=== Passage shown ===

PILOT COMMENTS

Flight No. 2-28-48

August 29, 1962

Pilot: Major Rushworth

I don't have anything to say on pre-launch. Everything went well right up to the launch. The SAS checkout was done as we planned. It didn't fail in pitch the first time, so I shut off ASAS and did the check over again, and everything failed normally on the work position. On monitor position, it failed normally. The yaw mode came off first and then the pitch and roll.

Down to the launch everything was good and I didn't miss that minute, I was ahead of schedule. I launched and got a good light, throttled up to 100% thrust and pulled on up. At 15°a I got a little buffet. The airplane settled back on down to 12°a and held that value just about all the way up.

I got a good check at 53,000 feet when NASA 1 called and said, pushover. My profile looked real good up to 70,000 feet and then somewhere between 70,000 and 80,000 feet while still holding zero g I could see that I was coming low, and NASA 1 was calling me low. I made a couple of longitudinal corrections there. One right about 78,000 feet to get it on up over 80,000 feet just before I started to roll, and I was a little bit late on the roll. Got it in though, and the last check I made was 82,000 feet and 4700 ft/sec when I was just getting up to 15°, 16°a and about 4g normal acceleration.

=== Element box annotations ===
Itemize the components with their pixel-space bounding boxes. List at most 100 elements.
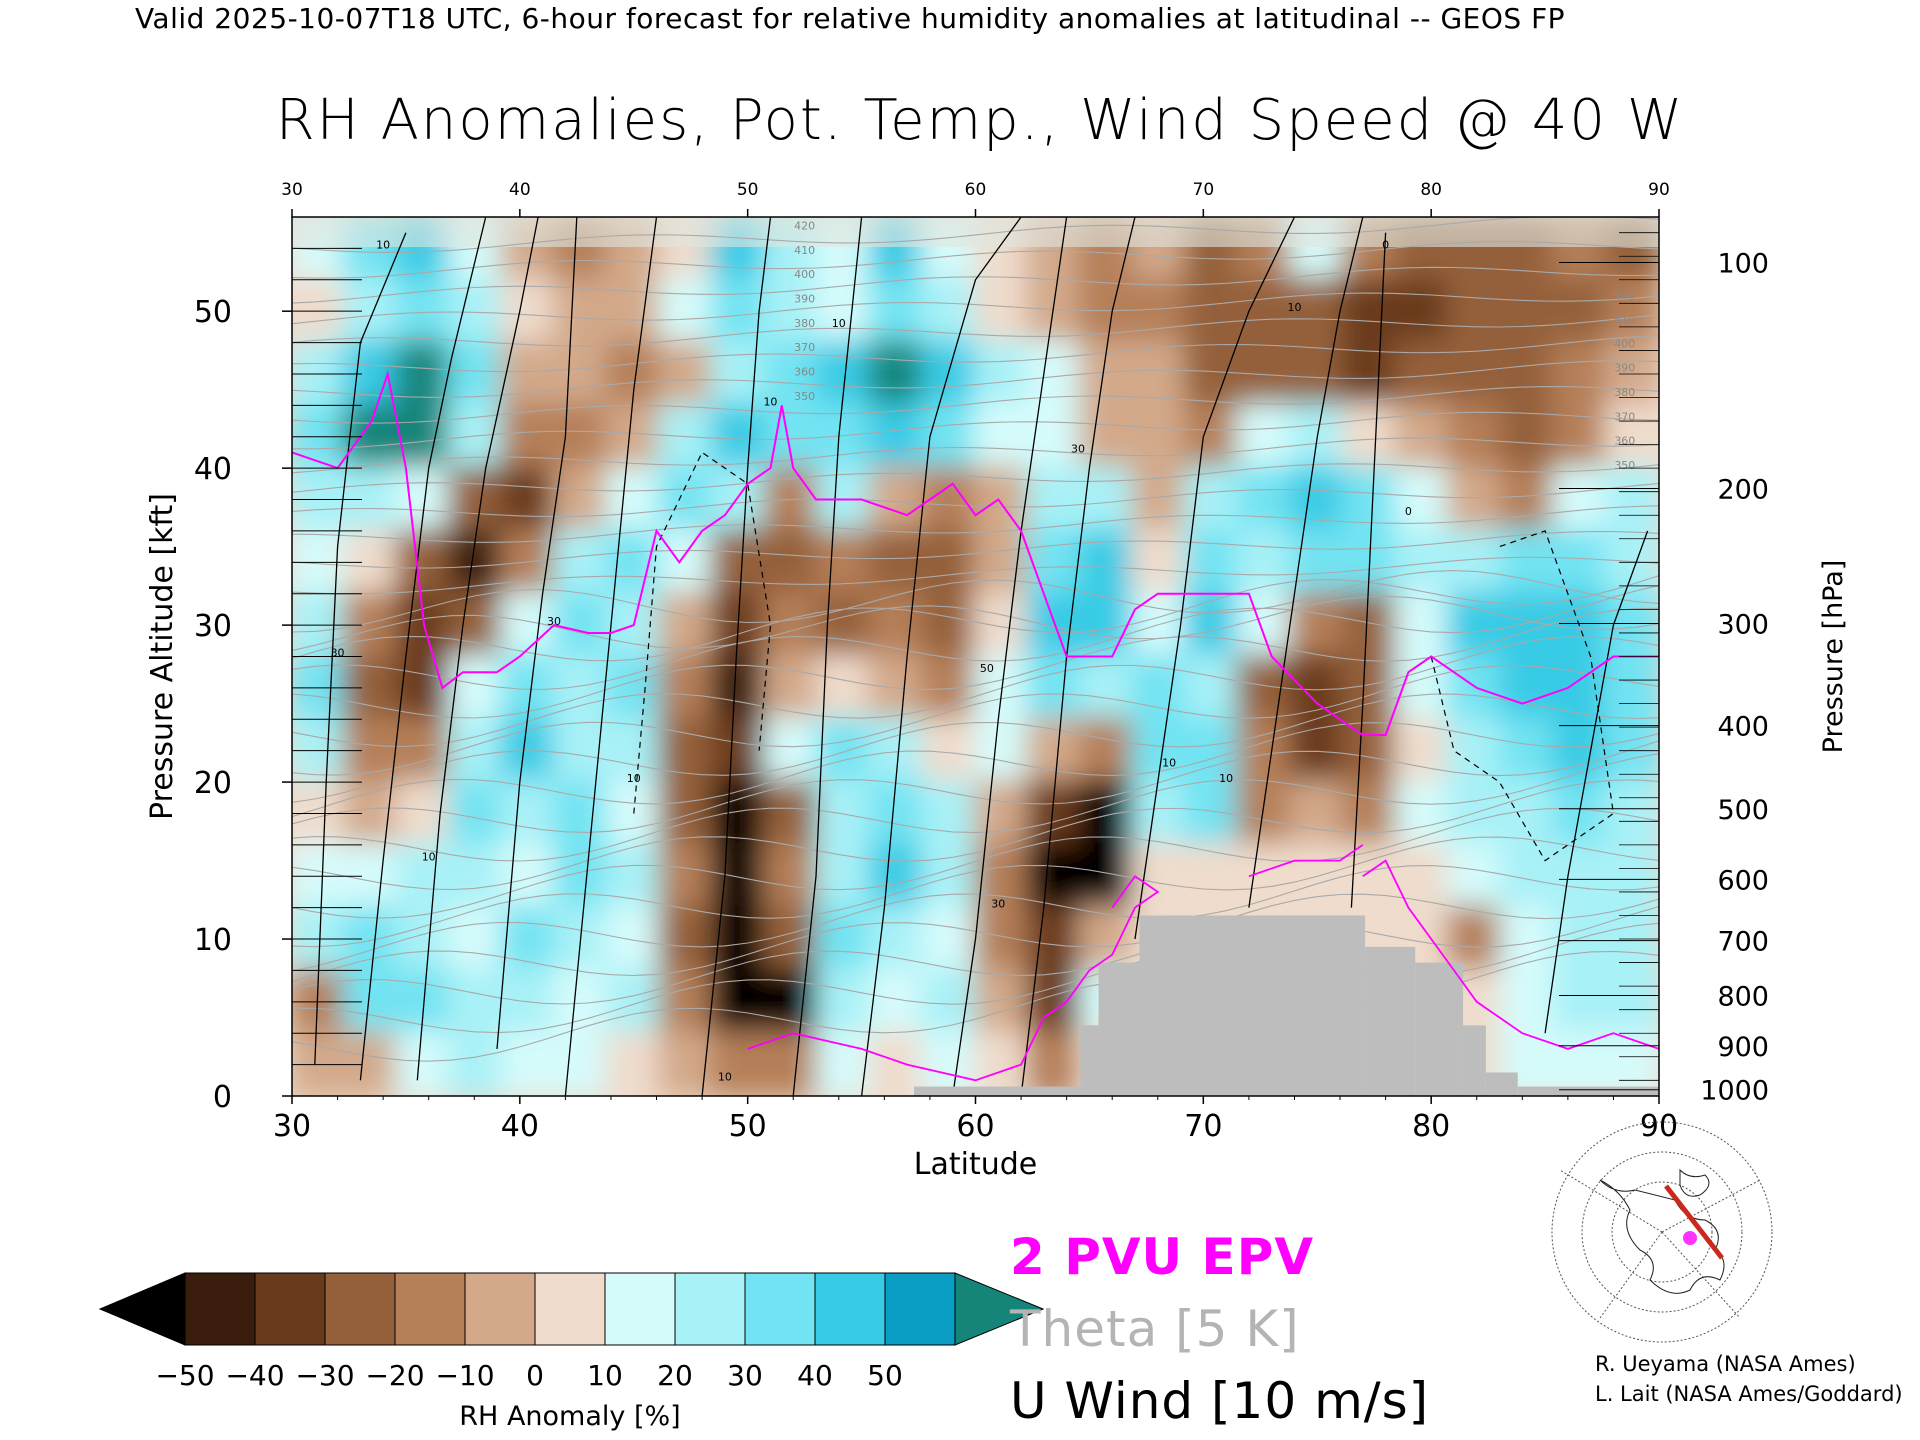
rh-cell bbox=[920, 340, 978, 408]
rh-cell bbox=[1551, 591, 1609, 659]
rh-cell bbox=[500, 403, 557, 471]
credit-line-1: R. Ueyama (NASA Ames) bbox=[1595, 1352, 1856, 1376]
u-wind-contour bbox=[792, 217, 863, 1096]
u-wind-label: 10 bbox=[1162, 756, 1176, 769]
u-wind-contours: 10 30 10 30 10 10 10 30 50 30 10 10 10 0 0 10 bbox=[314, 217, 1649, 1096]
theta-contour bbox=[292, 360, 1659, 398]
rh-cell bbox=[868, 340, 925, 408]
rh-cell bbox=[763, 842, 820, 910]
x-tick-label: 60 bbox=[956, 1109, 994, 1144]
theta-label: 400 bbox=[794, 268, 815, 281]
u-wind-label: 10 bbox=[763, 395, 777, 408]
rh-cell bbox=[973, 717, 1031, 785]
rh-cell bbox=[447, 1031, 505, 1096]
u-wind-contour bbox=[1544, 530, 1649, 1034]
rh-cell bbox=[815, 340, 873, 408]
rh-cell bbox=[920, 905, 978, 973]
rh-cell bbox=[1288, 466, 1346, 533]
rh-cell bbox=[395, 842, 452, 910]
rh-cell bbox=[763, 654, 820, 722]
theta-contour bbox=[292, 463, 1659, 493]
rh-cell bbox=[552, 1031, 610, 1096]
rh-cell bbox=[658, 654, 715, 722]
y-tick-label: 50 bbox=[194, 295, 232, 330]
pressure-tick-label: 800 bbox=[1717, 982, 1769, 1013]
rh-cell bbox=[1026, 905, 1083, 973]
rh-cell bbox=[815, 277, 873, 345]
rh-cell bbox=[763, 277, 820, 345]
rh-cell bbox=[1183, 277, 1241, 345]
rh-cell bbox=[1551, 905, 1609, 973]
section-line bbox=[1664, 1184, 1724, 1260]
rh-cell bbox=[815, 591, 873, 659]
rh-cell bbox=[1183, 591, 1241, 659]
theta-contour bbox=[292, 584, 1659, 690]
rh-cell bbox=[710, 340, 768, 408]
theta-contour bbox=[292, 740, 1659, 833]
rh-cell bbox=[658, 528, 715, 596]
theta-contour bbox=[292, 505, 1659, 543]
y-tick-label: 0 bbox=[213, 1080, 232, 1115]
y2-axis-label: Pressure [hPa] bbox=[1818, 560, 1849, 754]
theta-contour bbox=[292, 217, 1659, 253]
x-tick-label: 90 bbox=[1640, 1109, 1678, 1144]
theta-label: 350 bbox=[1614, 459, 1635, 472]
theta-label: 390 bbox=[794, 293, 815, 306]
rh-cell bbox=[1499, 968, 1556, 1036]
rh-cell bbox=[815, 780, 873, 847]
rh-cell bbox=[1446, 905, 1504, 973]
rh-cell bbox=[1499, 654, 1556, 722]
rh-cell bbox=[552, 466, 610, 533]
rh-cell bbox=[920, 528, 978, 596]
rh-cell bbox=[1499, 717, 1556, 785]
rh-cell bbox=[658, 780, 715, 847]
rh-cell bbox=[868, 905, 925, 973]
epv-line bbox=[1248, 844, 1364, 878]
pressure-tick-label: 300 bbox=[1717, 610, 1769, 641]
u-wind-contour bbox=[860, 217, 1022, 1096]
rh-cell bbox=[500, 780, 557, 847]
rh-cell bbox=[1341, 403, 1399, 471]
rh-cell bbox=[1499, 277, 1556, 345]
rh-cell bbox=[1236, 842, 1293, 910]
x-tick-label: 70 bbox=[1184, 1109, 1222, 1144]
rh-cell bbox=[1551, 528, 1609, 596]
rh-cell bbox=[868, 403, 925, 471]
rh-cell bbox=[1499, 842, 1556, 910]
u-wind-label: 30 bbox=[547, 615, 561, 628]
u-wind-label: 10 bbox=[627, 772, 641, 785]
rh-cell bbox=[1288, 591, 1346, 659]
pressure-tick-label: 200 bbox=[1717, 475, 1769, 506]
below-ground-column bbox=[1517, 1086, 1659, 1096]
rh-cell bbox=[447, 842, 505, 910]
theta-contour bbox=[292, 779, 1659, 891]
u-wind-contour bbox=[416, 217, 539, 1081]
epv-line bbox=[1362, 859, 1659, 1050]
rh-cell bbox=[973, 528, 1031, 596]
rh-cell bbox=[1131, 842, 1188, 910]
u-wind-label: 0 bbox=[1382, 238, 1389, 251]
rh-cell bbox=[815, 968, 873, 1036]
rh-cell bbox=[1236, 780, 1293, 847]
rh-cell bbox=[1183, 717, 1241, 785]
rh-cell bbox=[763, 528, 820, 596]
rh-cell bbox=[1446, 591, 1504, 659]
u-wind-label: 30 bbox=[331, 647, 345, 660]
x-tick-label: 50 bbox=[729, 1109, 767, 1144]
rh-cell bbox=[447, 591, 505, 659]
rh-cell bbox=[1183, 340, 1241, 408]
rh-cell bbox=[973, 403, 1031, 471]
chart-title: RH Anomalies, Pot. Temp., Wind Speed @ 4… bbox=[275, 88, 1685, 153]
rh-cell bbox=[1183, 654, 1241, 722]
rh-cell bbox=[1341, 277, 1399, 345]
colorbar-segment bbox=[184, 1272, 256, 1346]
theta-contour bbox=[292, 437, 1659, 474]
theta-contour bbox=[292, 893, 1659, 983]
rh-cell bbox=[1446, 277, 1504, 345]
rh-cell bbox=[1551, 780, 1609, 847]
x-top-tick-label: 80 bbox=[1420, 180, 1442, 200]
theta-label: 410 bbox=[794, 244, 815, 257]
rh-cell bbox=[920, 780, 978, 847]
rh-cell bbox=[1288, 528, 1346, 596]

=== Exercise prompt ===
Reproduce the pilot comments above in full, word for word, from the heading through the last sentence.

=== Exercise result ===
PILOT COMMENTS

Flight No. 2-28-48

August 29, 1962

Pilot: Major Rushworth

I don't have anything to say on pre-launch. Everything went well right up to the launch. The SAS checkout was done as we planned. It didn't fail in pitch the first time, so I shut off ASAS and did the check over again, and everything failed normally on the work position. On monitor position, it failed normally. The yaw mode came off first and then the pitch and roll.

Down to the launch everything was good and I didn't miss that minute, I was ahead of schedule. I launched and got a good light, throttled up to 100% thrust and pulled on up. At 15°a I got a little buffet. The airplane settled back on down to 12°a and held that value just about all the way up.

I got a good check at 53,000 feet when NASA 1 called and said, pushover. My profile looked real good up to 70,000 feet and then somewhere between 70,000 and 80,000 feet while still holding zero g I could see that I was coming low, and NASA 1 was calling me low. I made a couple of longitudinal corrections there. One right about 78,000 feet to get it on up over 80,000 feet just before I started to roll, and I was a little bit late on the roll. Got it in though, and the last check I made was 82,000 feet and 4700 ft/sec when I was just getting up to 15°, 16°a and about 4g normal acceleration.